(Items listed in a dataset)
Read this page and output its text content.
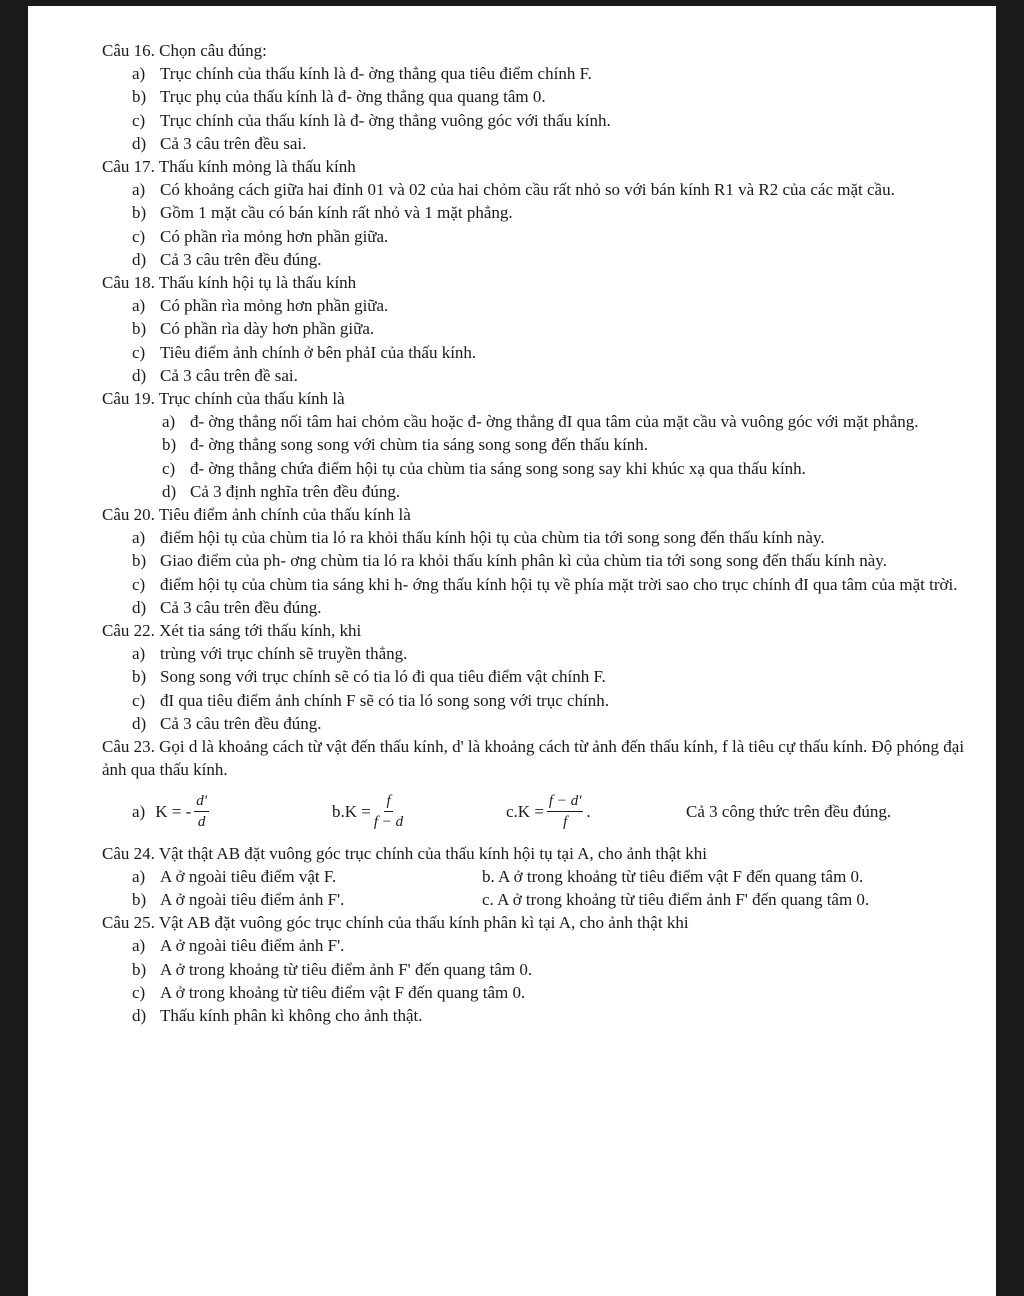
Câu 16. Chọn câu đúng:

a) Trục chính của thấu kính là đ- ờng thẳng qua tiêu điểm chính F.

b) Trục phụ của thấu kính là đ- ờng thẳng qua quang tâm 0.

c) Trục chính của thấu kính là đ- ờng thẳng vuông góc với thấu kính.

d) Cả 3 câu trên đều sai.

Câu 17. Thấu kính mỏng là thấu kính

a) Có khoảng cách giữa hai đỉnh 01 và 02 của hai chỏm cầu rất nhỏ so với bán kính R1 và R2 của các mặt cầu.

b) Gồm 1 mặt cầu có bán kính rất nhỏ và 1 mặt phẳng.

c) Có phần rìa mỏng hơn phần giữa.

d) Cả 3 câu trên đều đúng.

Câu 18. Thấu kính hội tụ là thấu kính

a) Có phần rìa mỏng hơn phần giữa.

b) Có phần rìa dày hơn phần giữa.

c) Tiêu điểm ảnh chính ở bên phảI của thấu kính.

d) Cả 3 câu trên đề sai.

Câu 19. Trục chính của thấu kính là

a) đ- ờng thẳng nối tâm hai chỏm cầu hoặc đ- ờng thẳng đI qua tâm của mặt cầu và vuông góc với mặt phẳng.

b) đ- ờng thẳng song song với chùm tia sáng song song đến thấu kính.

c) đ- ờng thẳng chứa điểm hội tụ của chùm tia sáng song song say khi khúc xạ qua thấu kính.

d) Cả 3 định nghĩa trên đều đúng.

Câu 20. Tiêu điểm ảnh chính của thấu kính là

a) điểm hội tụ của chùm tia ló ra khỏi thấu kính hội tụ của chùm tia tới song song đến thấu kính này.

b) Giao điểm của ph- ơng chùm tia ló ra khỏi thấu kính phân kì của chùm tia tới song song đến thấu kính này.

c) điểm hội tụ của chùm tia sáng khi h- ớng thấu kính hội tụ về phía mặt trời sao cho trục chính đI qua tâm của mặt trời.

d) Cả 3 câu trên đều đúng.

Câu 22. Xét tia sáng tới thấu kính, khi

a) trùng với trục chính sẽ truyền thẳng.

b) Song song với trục chính sẽ có tia ló đi qua tiêu điểm vật chính F.

c) đI qua tiêu điểm ảnh chính F sẽ có tia ló song song với trục chính.

d) Cả 3 câu trên đều đúng.

Câu 23. Gọi d là khoảng cách từ vật đến thấu kính, d' là khoảng cách từ ảnh đến thấu kính, f là tiêu cự thấu kính. Độ phóng đại ảnh qua thấu kính.

a) K = - $\frac{d'}{d}$	$b.K = \frac{f}{f - d}$	$c.K = \frac{f - d'}{f}$ .	Cả 3 công thức trên đều đúng.

Câu 24. Vật thật AB đặt vuông góc trục chính của thấu kính hội tụ tại A, cho ảnh thật khi

a) A ở ngoài tiêu điểm vật F.	b. A ở trong khoảng từ tiêu điểm vật F đến quang tâm 0.
b) A ở ngoài tiêu điểm ảnh F'.	c. A ở trong khoảng từ tiêu điểm ảnh F' đến quang tâm 0.

Câu 25. Vật AB đặt vuông góc trục chính của thấu kính phân kì tại A, cho ảnh thật khi

a) A ở ngoài tiêu điểm ảnh F'.

b) A ở trong khoảng từ tiêu điểm ảnh F' đến quang tâm 0.

c) A ở trong khoảng từ tiêu điểm vật F đến quang tâm 0.

d) Thấu kính phân kì không cho ảnh thật.
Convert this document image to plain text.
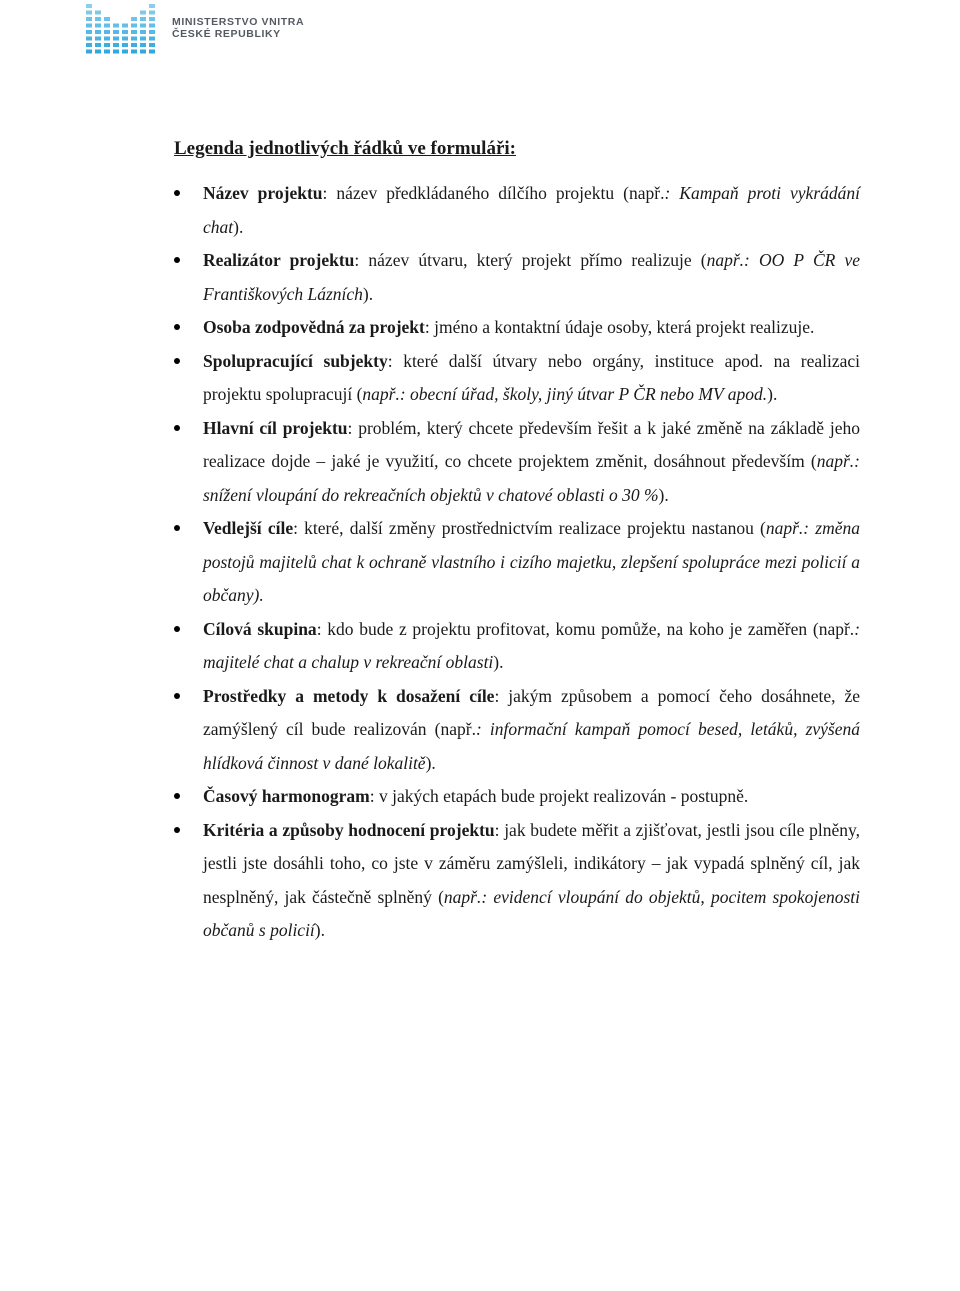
MINISTERSTVO VNITRA
ČESKÉ REPUBLIKY
Legenda jednotlivých řádků ve formuláři:
Název projektu: název předkládaného dílčího projektu (např.: Kampaň proti vykrádání chat).
Realizátor projektu: název útvaru, který projekt přímo realizuje (např.: OO P ČR ve Františkových Lázních).
Osoba zodpovědná za projekt: jméno a kontaktní údaje osoby, která projekt realizuje.
Spolupracující subjekty: které další útvary nebo orgány, instituce apod. na realizaci projektu spolupracují (např.: obecní úřad, školy, jiný útvar P ČR nebo MV apod.).
Hlavní cíl projektu: problém, který chcete především řešit a k jaké změně na základě jeho realizace dojde – jaké je využití, co chcete projektem změnit, dosáhnout především (např.: snížení vloupání do rekreačních objektů v chatové oblasti o 30 %).
Vedlejší cíle: které, další změny prostřednictvím realizace projektu nastanou (např.: změna postojů majitelů chat k ochraně vlastního i cizího majetku, zlepšení spolupráce mezi policií a občany).
Cílová skupina: kdo bude z projektu profitovat, komu pomůže, na koho je zaměřen (např.: majitelé chat a chalup v rekreační oblasti).
Prostředky a metody k dosažení cíle: jakým způsobem a pomocí čeho dosáhnete, že zamýšlený cíl bude realizován (např.: informační kampaň pomocí besed, letáků, zvýšená hlídková činnost v dané lokalitě).
Časový harmonogram: v jakých etapách bude projekt realizován - postupně.
Kritéria a způsoby hodnocení projektu: jak budete měřit a zjišťovat, jestli jsou cíle plněny, jestli jste dosáhli toho, co jste v záměru zamýšleli, indikátory – jak vypadá splněný cíl, jak nesplněný, jak částečně splněný (např.: evidencí vloupání do objektů, pocitem spokojenosti občanů s policií).
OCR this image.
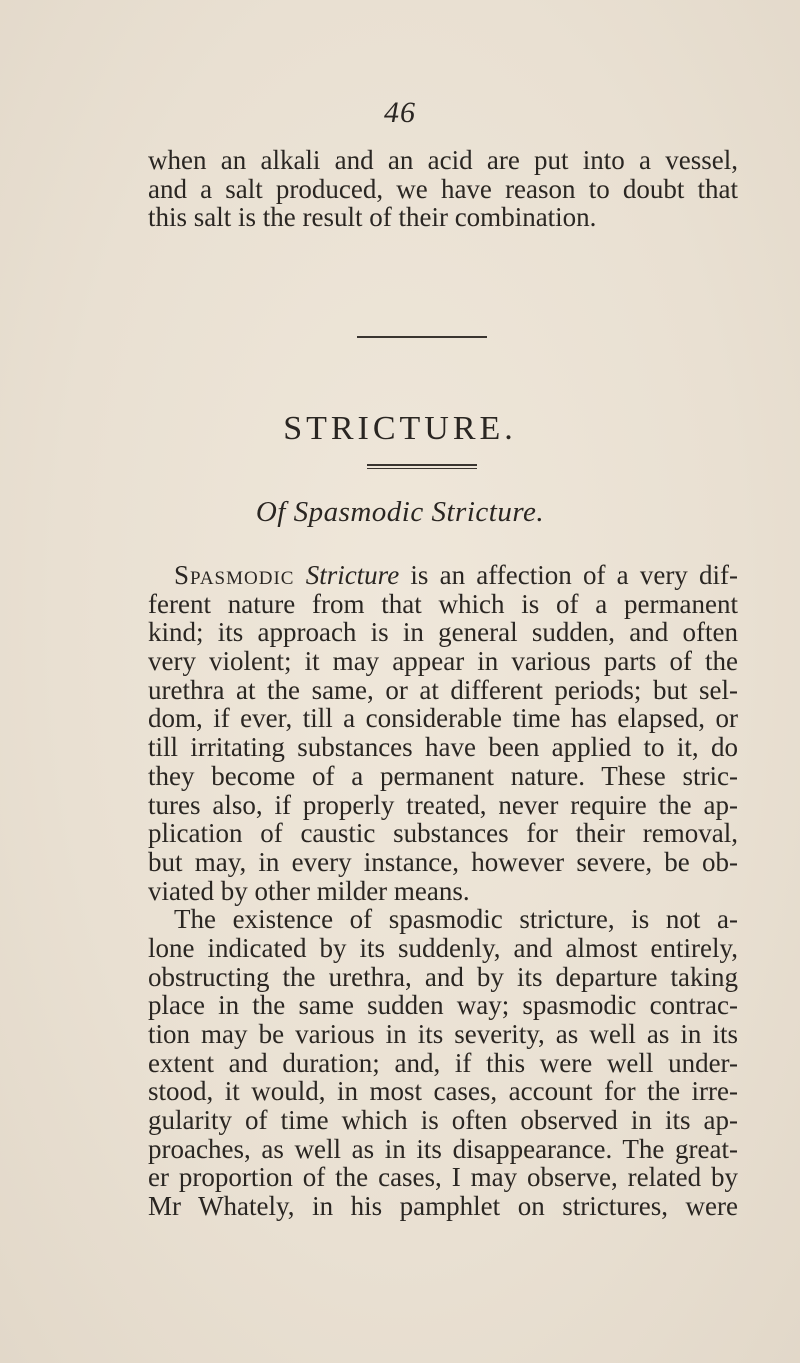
46
when an alkali and an acid are put into a vessel,
and a salt produced, we have reason to doubt that
this salt is the result of their combination.
STRICTURE.
Of Spasmodic Stricture.
Spasmodic Stricture is an affection of a very dif-
ferent nature from that which is of a permanent
kind; its approach is in general sudden, and often
very violent; it may appear in various parts of the
urethra at the same, or at different periods; but sel-
dom, if ever, till a considerable time has elapsed, or
till irritating substances have been applied to it, do
they become of a permanent nature. These stric-
tures also, if properly treated, never require the ap-
plication of caustic substances for their removal,
but may, in every instance, however severe, be ob-
viated by other milder means.
The existence of spasmodic stricture, is not a-
lone indicated by its suddenly, and almost entirely,
obstructing the urethra, and by its departure taking
place in the same sudden way; spasmodic contrac-
tion may be various in its severity, as well as in its
extent and duration; and, if this were well under-
stood, it would, in most cases, account for the irre-
gularity of time which is often observed in its ap-
proaches, as well as in its disappearance. The great-
er proportion of the cases, I may observe, related by
Mr Whately, in his pamphlet on strictures, were
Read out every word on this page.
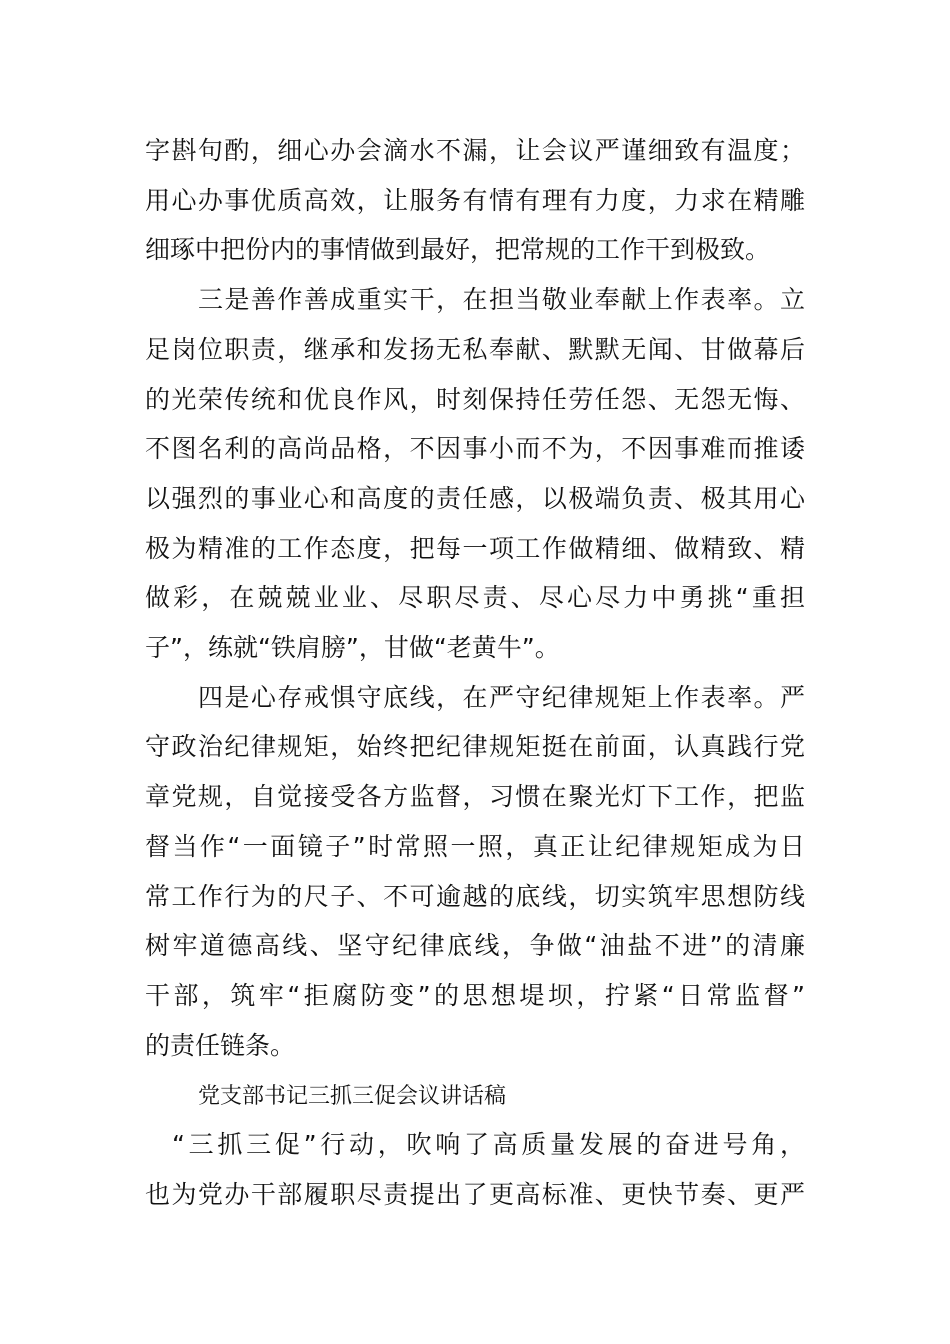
字斟句酌，细心办会滴水不漏，让会议严谨细致有温度；
用心办事优质高效，让服务有情有理有力度，力求在精雕
细琢中把份内的事情做到最好，把常规的工作干到极致。
三是善作善成重实干，在担当敬业奉献上作表率。立
足岗位职责，继承和发扬无私奉献、默默无闻、甘做幕后
的光荣传统和优良作风，时刻保持任劳任怨、无怨无悔、
不图名利的高尚品格，不因事小而不为，不因事难而推诿
以强烈的事业心和高度的责任感，以极端负责、极其用心
极为精准的工作态度，把每一项工作做精细、做精致、精
做彩，在兢兢业业、尽职尽责、尽心尽力中勇挑“重担
子”，练就“铁肩膀”，甘做“老黄牛”。
四是心存戒惧守底线，在严守纪律规矩上作表率。严
守政治纪律规矩，始终把纪律规矩挺在前面，认真践行党
章党规，自觉接受各方监督，习惯在聚光灯下工作，把监
督当作“一面镜子”时常照一照，真正让纪律规矩成为日
常工作行为的尺子、不可逾越的底线，切实筑牢思想防线
树牢道德高线、坚守纪律底线，争做“油盐不进”的清廉
干部，筑牢“拒腐防变”的思想堤坝，拧紧“日常监督”
的责任链条。
党支部书记三抓三促会议讲话稿
“三抓三促”行动，吹响了高质量发展的奋进号角，
也为党办干部履职尽责提出了更高标准、更快节奏、更严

## Written exercise
Check every line of the data, and copy the ones that contain "page".

## Result
Read this page and output its text content.
Read out every word on this page.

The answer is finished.